Find each line containing the string "prefix". Copy it.

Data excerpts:
========================================
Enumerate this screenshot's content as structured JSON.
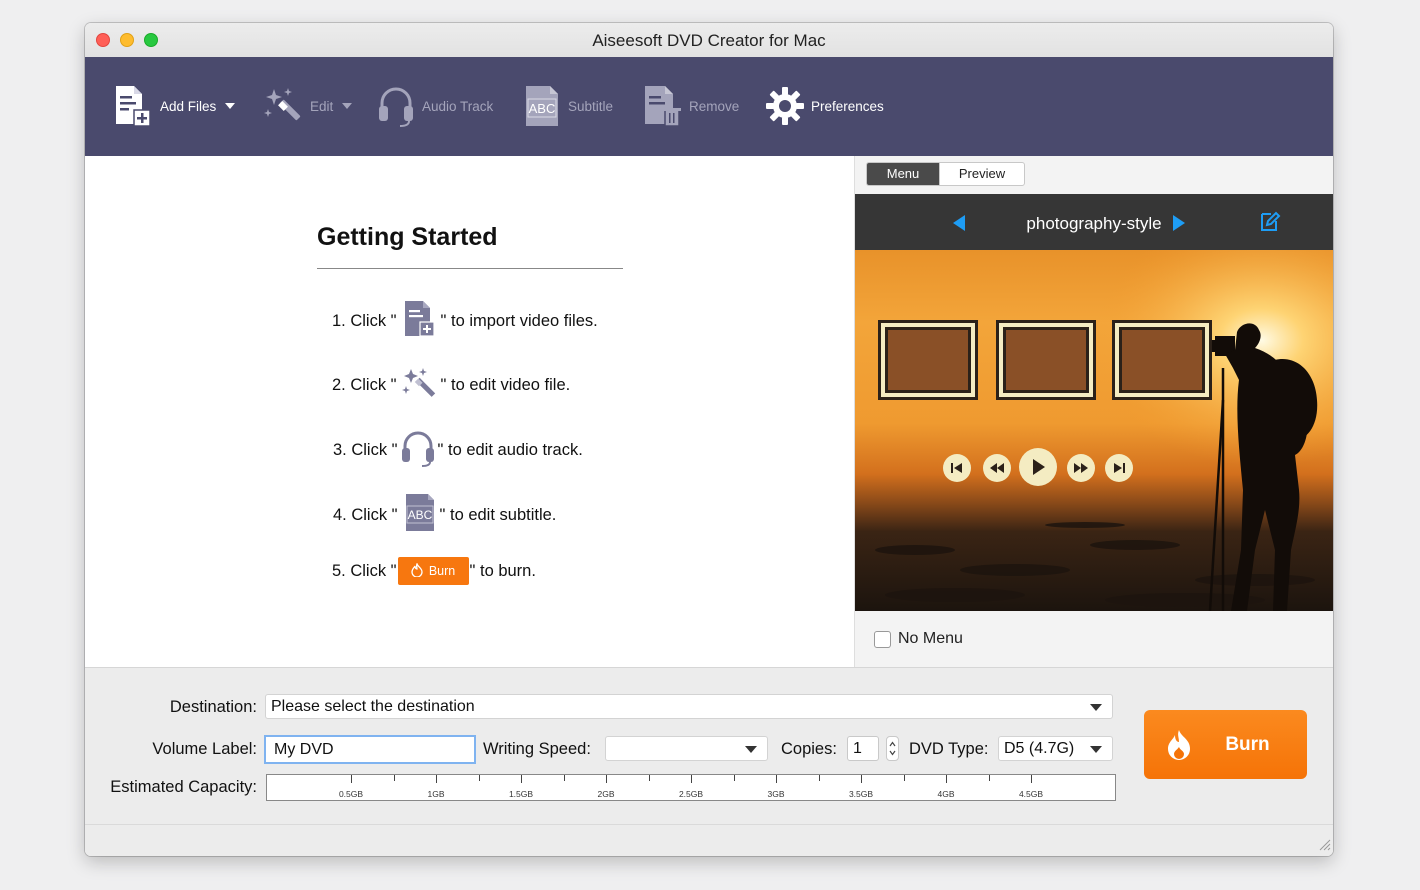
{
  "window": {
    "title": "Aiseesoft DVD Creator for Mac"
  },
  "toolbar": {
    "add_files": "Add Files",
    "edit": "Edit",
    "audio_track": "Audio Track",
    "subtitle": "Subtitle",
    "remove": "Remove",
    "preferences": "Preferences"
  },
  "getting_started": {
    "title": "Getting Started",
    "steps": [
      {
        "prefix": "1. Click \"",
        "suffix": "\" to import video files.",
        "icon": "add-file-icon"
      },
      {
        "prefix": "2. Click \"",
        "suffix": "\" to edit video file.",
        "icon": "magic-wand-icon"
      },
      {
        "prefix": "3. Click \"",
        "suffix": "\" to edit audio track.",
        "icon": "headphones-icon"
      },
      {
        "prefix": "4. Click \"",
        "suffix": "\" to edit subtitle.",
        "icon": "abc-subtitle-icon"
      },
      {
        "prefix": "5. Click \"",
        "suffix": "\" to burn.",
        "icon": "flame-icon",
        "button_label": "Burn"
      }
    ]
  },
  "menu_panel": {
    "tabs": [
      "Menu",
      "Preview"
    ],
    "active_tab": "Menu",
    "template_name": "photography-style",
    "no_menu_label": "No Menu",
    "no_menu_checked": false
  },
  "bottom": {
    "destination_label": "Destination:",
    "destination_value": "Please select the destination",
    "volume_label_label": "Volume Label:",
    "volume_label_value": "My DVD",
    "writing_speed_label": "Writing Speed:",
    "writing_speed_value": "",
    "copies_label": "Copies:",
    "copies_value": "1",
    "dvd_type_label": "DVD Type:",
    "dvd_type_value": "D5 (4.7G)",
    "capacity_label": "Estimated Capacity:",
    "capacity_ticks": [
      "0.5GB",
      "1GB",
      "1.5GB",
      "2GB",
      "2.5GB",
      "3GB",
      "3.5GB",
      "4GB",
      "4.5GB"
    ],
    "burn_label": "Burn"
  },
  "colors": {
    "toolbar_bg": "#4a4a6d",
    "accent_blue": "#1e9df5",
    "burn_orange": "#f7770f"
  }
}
========================================
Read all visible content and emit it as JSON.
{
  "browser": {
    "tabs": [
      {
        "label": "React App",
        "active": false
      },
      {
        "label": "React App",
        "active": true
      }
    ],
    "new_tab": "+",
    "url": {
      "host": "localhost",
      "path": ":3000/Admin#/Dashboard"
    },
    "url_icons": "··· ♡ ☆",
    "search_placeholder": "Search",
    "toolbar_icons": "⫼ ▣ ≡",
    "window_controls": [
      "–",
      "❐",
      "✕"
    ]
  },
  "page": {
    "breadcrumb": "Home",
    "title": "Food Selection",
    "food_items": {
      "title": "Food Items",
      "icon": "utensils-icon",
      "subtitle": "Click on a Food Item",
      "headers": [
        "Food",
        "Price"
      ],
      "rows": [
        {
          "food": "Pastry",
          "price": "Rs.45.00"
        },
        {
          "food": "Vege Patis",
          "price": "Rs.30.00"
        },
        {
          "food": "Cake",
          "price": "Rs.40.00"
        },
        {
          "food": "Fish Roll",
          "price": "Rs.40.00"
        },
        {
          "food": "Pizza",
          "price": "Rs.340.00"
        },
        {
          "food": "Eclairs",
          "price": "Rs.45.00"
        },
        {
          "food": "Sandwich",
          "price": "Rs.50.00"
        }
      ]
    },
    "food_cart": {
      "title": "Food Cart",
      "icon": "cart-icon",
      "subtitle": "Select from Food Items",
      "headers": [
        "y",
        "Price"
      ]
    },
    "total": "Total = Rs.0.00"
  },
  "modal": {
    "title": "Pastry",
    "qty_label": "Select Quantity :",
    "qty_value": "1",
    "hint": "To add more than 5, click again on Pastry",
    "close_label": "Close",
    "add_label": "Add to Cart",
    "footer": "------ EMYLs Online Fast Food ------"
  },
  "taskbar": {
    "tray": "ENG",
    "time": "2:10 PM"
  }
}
========================================
→ **ANSWER TO THIS TASK**
        "prefix": "1. Click \"",
        "prefix": "2. Click \"",
        "prefix": "3. Click \"",
        "prefix": "4. Click \"",
        "prefix": "5. Click \"",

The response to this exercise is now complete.